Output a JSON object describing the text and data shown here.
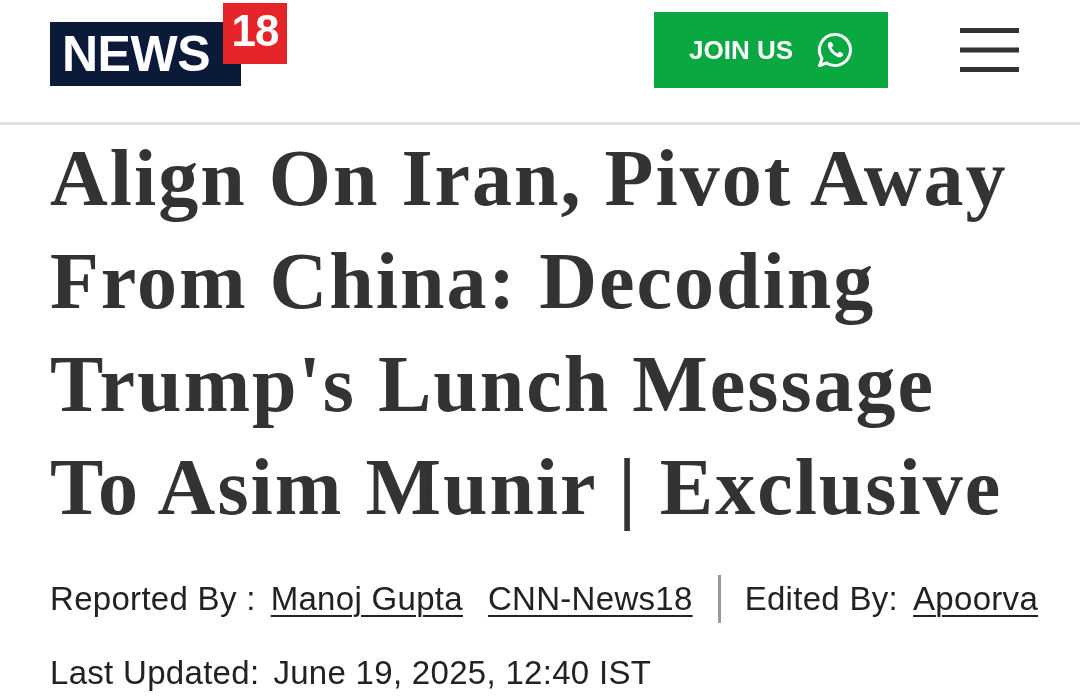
{
  "header": {
    "logo": {
      "word": "NEWS",
      "number": "18"
    },
    "join_button": {
      "label": "JOIN US"
    }
  },
  "article": {
    "headline": "Align On Iran, Pivot Away From China: Decoding Trump's Lunch Message To Asim Munir | Exclusive",
    "byline": {
      "reported_label": "Reported By :",
      "reporters": [
        "Manoj Gupta",
        "CNN-News18"
      ],
      "edited_label": "Edited By:",
      "editors": [
        "Apoorva"
      ]
    },
    "updated": {
      "label": "Last Updated:",
      "value": "June 19, 2025, 12:40 IST"
    }
  }
}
-- -- --
▸ OBJECTIVE:
Any pictures should be dropped; transcribe the rest of the records above exactly.

▸ OUTPUT:
Output a JSON object describing the text and data shown here.
{
  "header": {
    "logo": {
      "word": "NEWS",
      "number": "18"
    },
    "join_button": {
      "label": "JOIN US"
    }
  },
  "article": {
    "headline": "Align On Iran, Pivot Away From China: Decoding Trump's Lunch Message To Asim Munir | Exclusive",
    "byline": {
      "reported_label": "Reported By :",
      "reporters": [
        "Manoj Gupta",
        "CNN-News18"
      ],
      "edited_label": "Edited By:",
      "editors": [
        "Apoorva"
      ]
    },
    "updated": {
      "label": "Last Updated:",
      "value": "June 19, 2025, 12:40 IST"
    }
  }
}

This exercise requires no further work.